To be done: Copy all the data exactly, except the pictures.

---- Working data

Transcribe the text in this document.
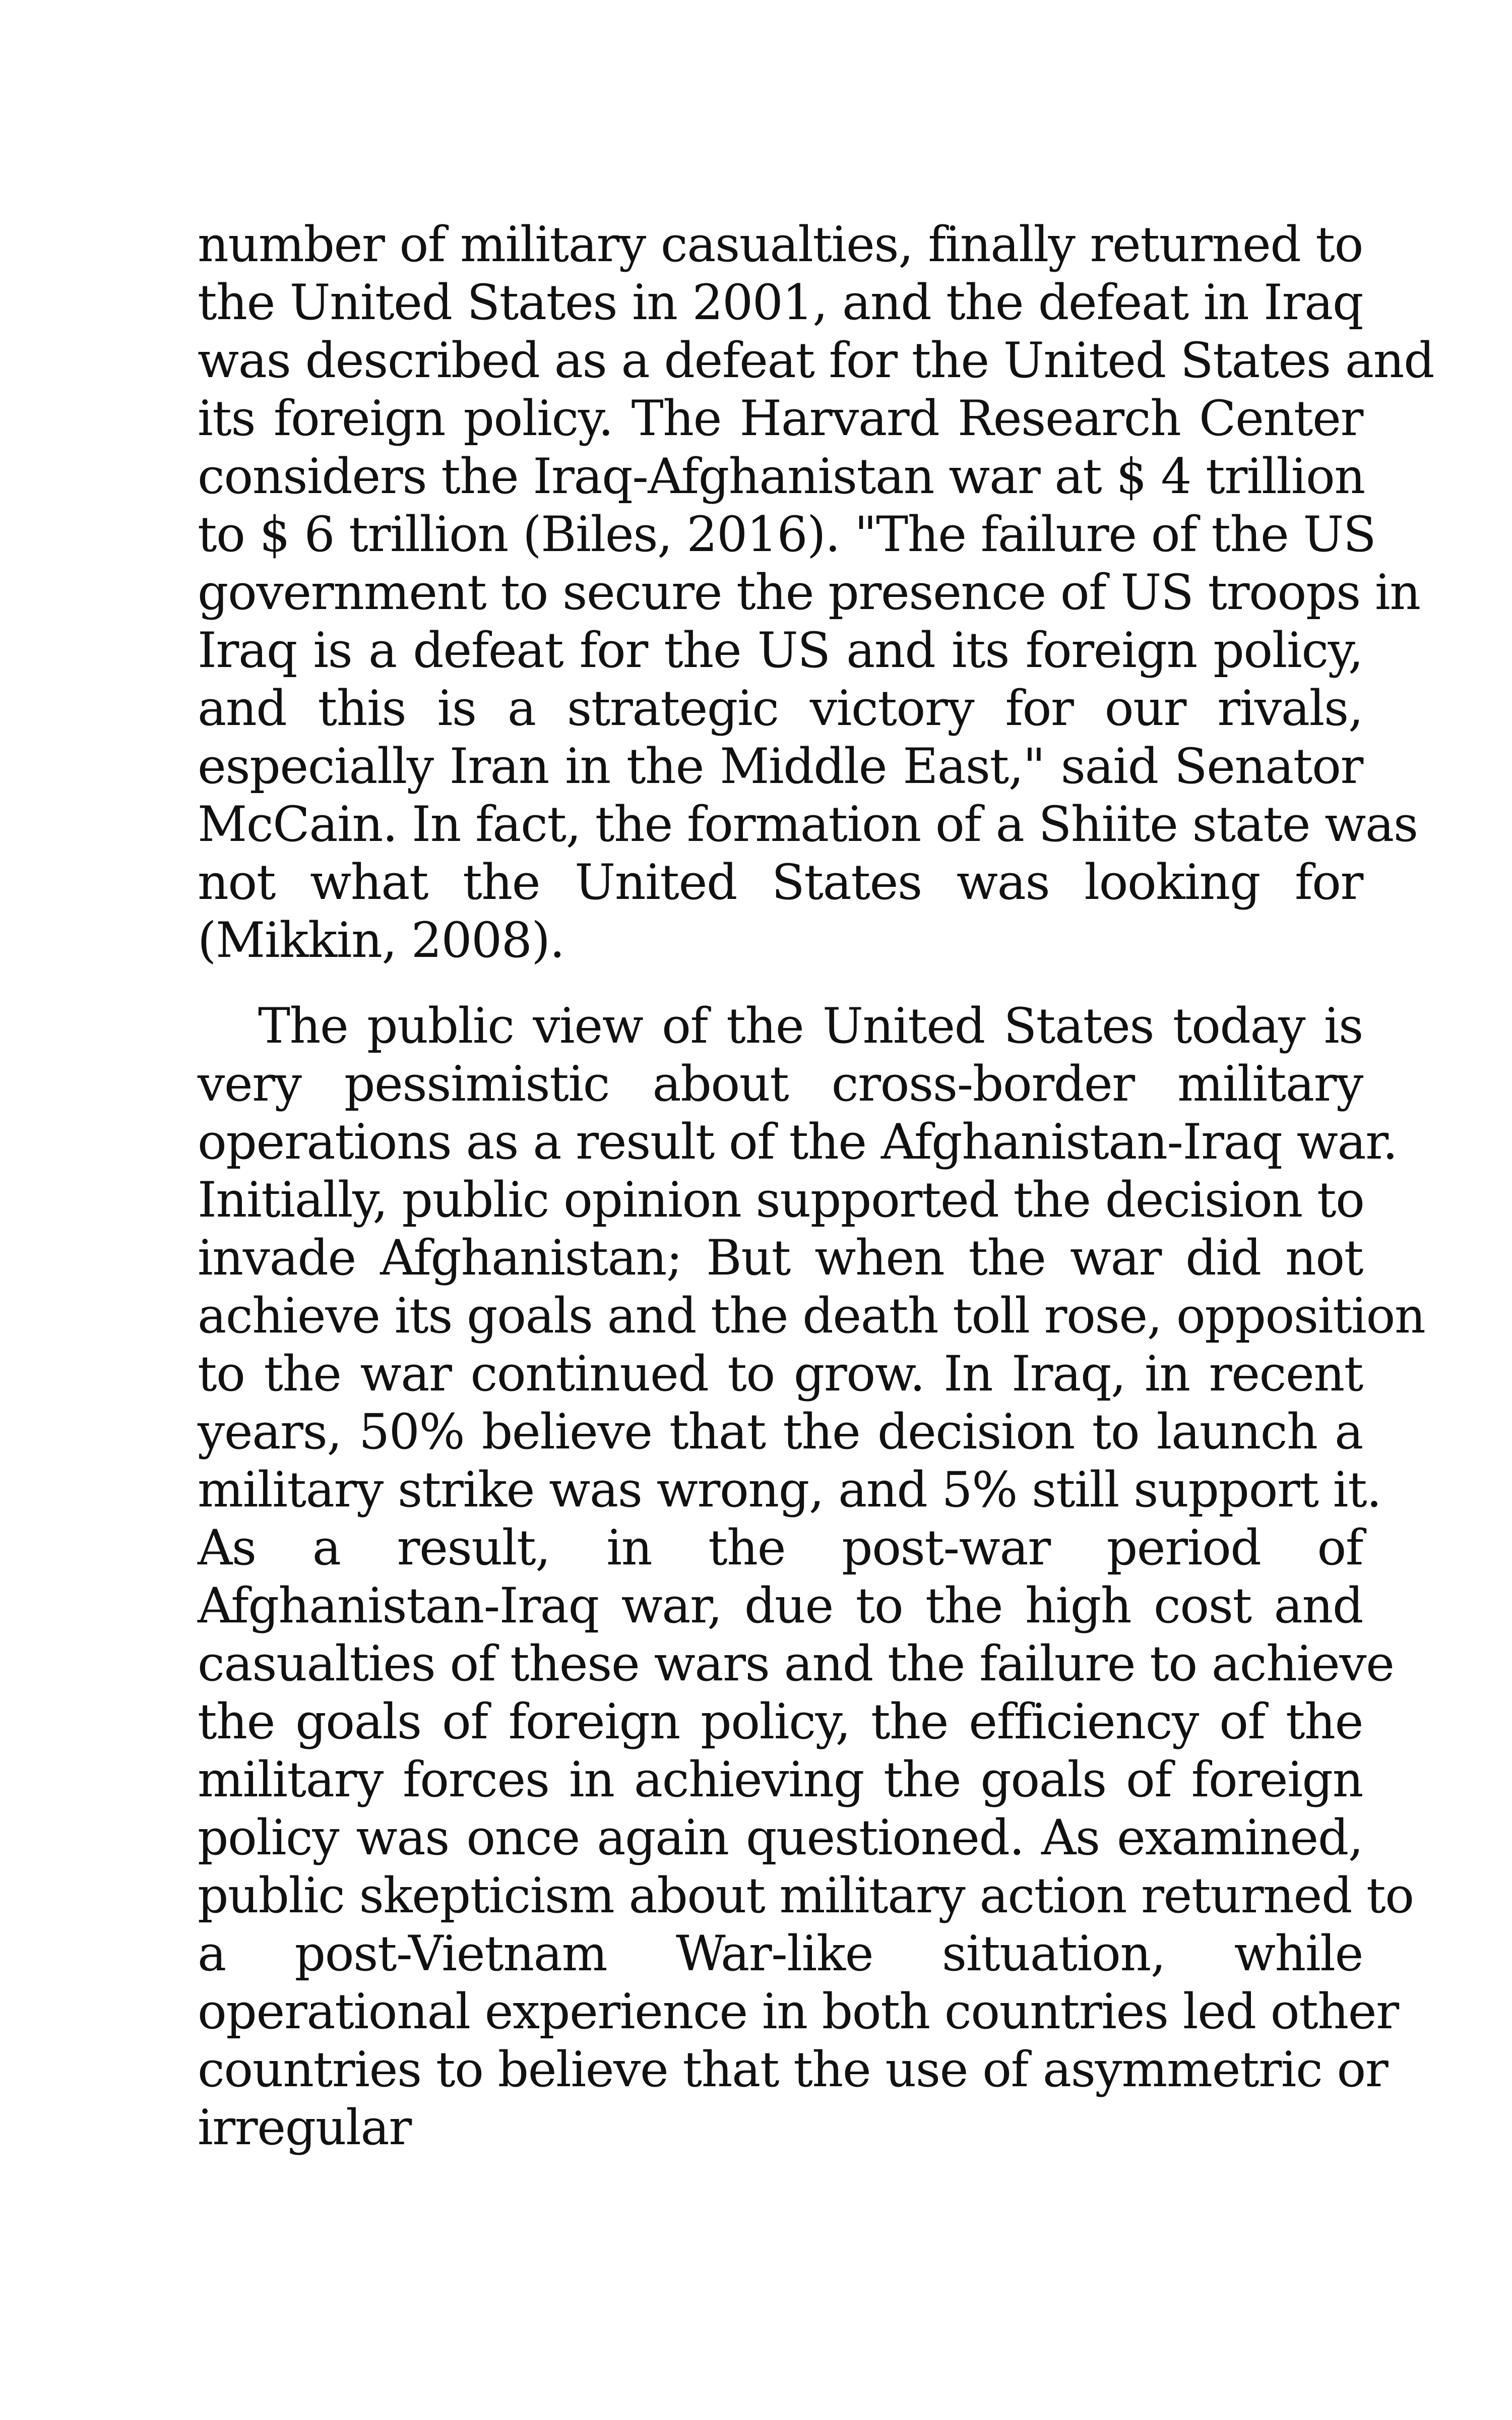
number of military casualties, finally returned to
the United States in 2001, and the defeat in Iraq
was described as a defeat for the United States and
its foreign policy. The Harvard Research Center
considers the Iraq-Afghanistan war at $ 4 trillion
to $ 6 trillion (Biles, 2016). "The failure of the US
government to secure the presence of US troops in
Iraq is a defeat for the US and its foreign policy,
and this is a strategic victory for our rivals,
especially Iran in the Middle East," said Senator
McCain. In fact, the formation of a Shiite state was
not what the United States was looking for
(Mikkin, 2008).
The public view of the United States today is
very pessimistic about cross-border military
operations as a result of the Afghanistan-Iraq war.
Initially, public opinion supported the decision to
invade Afghanistan; But when the war did not
achieve its goals and the death toll rose, opposition
to the war continued to grow. In Iraq, in recent
years, 50% believe that the decision to launch a
military strike was wrong, and 5% still support it.
As a result, in the post-war period of
Afghanistan-Iraq war, due to the high cost and
casualties of these wars and the failure to achieve
the goals of foreign policy, the efficiency of the
military forces in achieving the goals of foreign
policy was once again questioned. As examined,
public skepticism about military action returned to
a post-Vietnam War-like situation, while
operational experience in both countries led other
countries to believe that the use of asymmetric or
irregular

--------

Response:
Transcribe the text in this document.
number of military casualties, finally returned to
the United States in 2001, and the defeat in Iraq
was described as a defeat for the United States and
its foreign policy. The Harvard Research Center
considers the Iraq-Afghanistan war at $ 4 trillion
to $ 6 trillion (Biles, 2016). "The failure of the US
government to secure the presence of US troops in
Iraq is a defeat for the US and its foreign policy,
and this is a strategic victory for our rivals,
especially Iran in the Middle East," said Senator
McCain. In fact, the formation of a Shiite state was
not what the United States was looking for
(Mikkin, 2008).
The public view of the United States today is
very pessimistic about cross-border military
operations as a result of the Afghanistan-Iraq war.
Initially, public opinion supported the decision to
invade Afghanistan; But when the war did not
achieve its goals and the death toll rose, opposition
to the war continued to grow. In Iraq, in recent
years, 50% believe that the decision to launch a
military strike was wrong, and 5% still support it.
As a result, in the post-war period of
Afghanistan-Iraq war, due to the high cost and
casualties of these wars and the failure to achieve
the goals of foreign policy, the efficiency of the
military forces in achieving the goals of foreign
policy was once again questioned. As examined,
public skepticism about military action returned to
a post-Vietnam War-like situation, while
operational experience in both countries led other
countries to believe that the use of asymmetric or
irregular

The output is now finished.